### AIM OF THE TASK
Copy every record below exactly.

### MATERIAL FOR THE TASK
....
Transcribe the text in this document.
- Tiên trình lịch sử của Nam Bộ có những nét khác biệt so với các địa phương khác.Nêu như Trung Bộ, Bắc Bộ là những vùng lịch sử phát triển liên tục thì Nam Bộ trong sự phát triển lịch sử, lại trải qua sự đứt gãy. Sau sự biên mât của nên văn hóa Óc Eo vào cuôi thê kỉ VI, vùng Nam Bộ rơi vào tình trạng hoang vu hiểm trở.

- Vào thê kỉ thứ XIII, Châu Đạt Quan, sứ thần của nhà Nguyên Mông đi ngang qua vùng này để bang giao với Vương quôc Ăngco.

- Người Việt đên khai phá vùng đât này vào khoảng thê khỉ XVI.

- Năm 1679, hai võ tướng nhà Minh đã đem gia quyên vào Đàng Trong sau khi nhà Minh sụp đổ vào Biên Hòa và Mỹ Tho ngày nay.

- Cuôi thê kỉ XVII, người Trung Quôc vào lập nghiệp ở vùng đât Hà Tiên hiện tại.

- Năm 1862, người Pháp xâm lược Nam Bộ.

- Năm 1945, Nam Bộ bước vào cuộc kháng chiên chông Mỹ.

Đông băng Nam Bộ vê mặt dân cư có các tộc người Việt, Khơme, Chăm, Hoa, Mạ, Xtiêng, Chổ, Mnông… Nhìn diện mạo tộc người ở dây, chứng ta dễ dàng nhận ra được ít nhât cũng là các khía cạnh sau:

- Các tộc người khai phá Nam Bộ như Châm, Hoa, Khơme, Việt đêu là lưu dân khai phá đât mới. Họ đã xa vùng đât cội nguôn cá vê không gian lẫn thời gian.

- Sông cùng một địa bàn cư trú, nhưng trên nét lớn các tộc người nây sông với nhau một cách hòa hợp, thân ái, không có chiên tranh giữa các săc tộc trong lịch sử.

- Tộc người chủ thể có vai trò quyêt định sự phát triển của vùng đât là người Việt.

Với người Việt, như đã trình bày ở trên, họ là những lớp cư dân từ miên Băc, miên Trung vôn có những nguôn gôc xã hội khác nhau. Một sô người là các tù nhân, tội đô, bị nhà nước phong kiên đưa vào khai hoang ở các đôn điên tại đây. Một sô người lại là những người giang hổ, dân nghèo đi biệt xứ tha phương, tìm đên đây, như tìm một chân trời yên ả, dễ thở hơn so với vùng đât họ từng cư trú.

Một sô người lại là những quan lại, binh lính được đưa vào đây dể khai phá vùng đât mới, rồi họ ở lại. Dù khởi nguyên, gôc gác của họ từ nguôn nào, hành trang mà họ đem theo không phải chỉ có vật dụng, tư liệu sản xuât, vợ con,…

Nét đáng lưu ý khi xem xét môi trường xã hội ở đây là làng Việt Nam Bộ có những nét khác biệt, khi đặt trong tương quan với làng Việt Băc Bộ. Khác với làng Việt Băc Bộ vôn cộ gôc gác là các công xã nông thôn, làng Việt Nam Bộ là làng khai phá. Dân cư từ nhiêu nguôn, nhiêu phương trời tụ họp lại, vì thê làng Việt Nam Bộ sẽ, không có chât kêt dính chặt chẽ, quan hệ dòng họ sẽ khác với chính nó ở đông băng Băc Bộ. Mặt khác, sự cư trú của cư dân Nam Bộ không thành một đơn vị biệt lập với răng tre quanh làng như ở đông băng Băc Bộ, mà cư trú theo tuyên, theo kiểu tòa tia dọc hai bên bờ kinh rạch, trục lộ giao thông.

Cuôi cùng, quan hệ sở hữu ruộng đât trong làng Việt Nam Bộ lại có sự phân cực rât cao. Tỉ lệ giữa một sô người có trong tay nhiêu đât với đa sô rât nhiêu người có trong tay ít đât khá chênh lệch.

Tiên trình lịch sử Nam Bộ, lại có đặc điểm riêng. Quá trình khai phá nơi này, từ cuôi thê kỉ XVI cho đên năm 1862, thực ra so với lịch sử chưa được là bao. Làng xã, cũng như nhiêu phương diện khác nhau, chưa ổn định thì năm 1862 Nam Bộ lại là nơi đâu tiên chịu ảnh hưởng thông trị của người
....
### RIGHT ANSWER
Transcribe the text in this document.
- Tiên trình lịch sử của Nam Bộ có những nét khác biệt so với các địa phương khác.Nêu như Trung Bộ, Bắc Bộ là những vùng lịch sử phát triển liên tục thì Nam Bộ trong sự phát triển lịch sử, lại trải qua sự đứt gãy. Sau sự biên mât của nên văn hóa Óc Eo vào cuôi thê kỉ VI, vùng Nam Bộ rơi vào tình trạng hoang vu hiểm trở.

- Vào thê kỉ thứ XIII, Châu Đạt Quan, sứ thần của nhà Nguyên Mông đi ngang qua vùng này để bang giao với Vương quôc Ăngco.

- Người Việt đên khai phá vùng đât này vào khoảng thê khỉ XVI.

- Năm 1679, hai võ tướng nhà Minh đã đem gia quyên vào Đàng Trong sau khi nhà Minh sụp đổ vào Biên Hòa và Mỹ Tho ngày nay.

- Cuôi thê kỉ XVII, người Trung Quôc vào lập nghiệp ở vùng đât Hà Tiên hiện tại.

- Năm 1862, người Pháp xâm lược Nam Bộ.

- Năm 1945, Nam Bộ bước vào cuộc kháng chiên chông Mỹ.

Đông băng Nam Bộ vê mặt dân cư có các tộc người Việt, Khơme, Chăm, Hoa, Mạ, Xtiêng, Chổ, Mnông… Nhìn diện mạo tộc người ở dây, chứng ta dễ dàng nhận ra được ít nhât cũng là các khía cạnh sau:

- Các tộc người khai phá Nam Bộ như Châm, Hoa, Khơme, Việt đêu là lưu dân khai phá đât mới. Họ đã xa vùng đât cội nguôn cá vê không gian lẫn thời gian.

- Sông cùng một địa bàn cư trú, nhưng trên nét lớn các tộc người nây sông với nhau một cách hòa hợp, thân ái, không có chiên tranh giữa các săc tộc trong lịch sử.

- Tộc người chủ thể có vai trò quyêt định sự phát triển của vùng đât là người Việt.

Với người Việt, như đã trình bày ở trên, họ là những lớp cư dân từ miên Băc, miên Trung vôn có những nguôn gôc xã hội khác nhau. Một sô người là các tù nhân, tội đô, bị nhà nước phong kiên đưa vào khai hoang ở các đôn điên tại đây. Một sô người lại là những người giang hổ, dân nghèo đi biệt xứ tha phương, tìm đên đây, như tìm một chân trời yên ả, dễ thở hơn so với vùng đât họ từng cư trú.

Một sô người lại là những quan lại, binh lính được đưa vào đây dể khai phá vùng đât mới, rồi họ ở lại. Dù khởi nguyên, gôc gác của họ từ nguôn nào, hành trang mà họ đem theo không phải chỉ có vật dụng, tư liệu sản xuât, vợ con,…

Nét đáng lưu ý khi xem xét môi trường xã hội ở đây là làng Việt Nam Bộ có những nét khác biệt, khi đặt trong tương quan với làng Việt Băc Bộ. Khác với làng Việt Băc Bộ vôn cộ gôc gác là các công xã nông thôn, làng Việt Nam Bộ là làng khai phá. Dân cư từ nhiêu nguôn, nhiêu phương trời tụ họp lại, vì thê làng Việt Nam Bộ sẽ, không có chât kêt dính chặt chẽ, quan hệ dòng họ sẽ khác với chính nó ở đông băng Băc Bộ. Mặt khác, sự cư trú của cư dân Nam Bộ không thành một đơn vị biệt lập với răng tre quanh làng như ở đông băng Băc Bộ, mà cư trú theo tuyên, theo kiểu tòa tia dọc hai bên bờ kinh rạch, trục lộ giao thông.

Cuôi cùng, quan hệ sở hữu ruộng đât trong làng Việt Nam Bộ lại có sự phân cực rât cao. Tỉ lệ giữa một sô người có trong tay nhiêu đât với đa sô rât nhiêu người có trong tay ít đât khá chênh lệch.

Tiên trình lịch sử Nam Bộ, lại có đặc điểm riêng. Quá trình khai phá nơi này, từ cuôi thê kỉ XVI cho đên năm 1862, thực ra so với lịch sử chưa được là bao. Làng xã, cũng như nhiêu phương diện khác nhau, chưa ổn định thì năm 1862 Nam Bộ lại là nơi đâu tiên chịu ảnh hưởng thông trị của người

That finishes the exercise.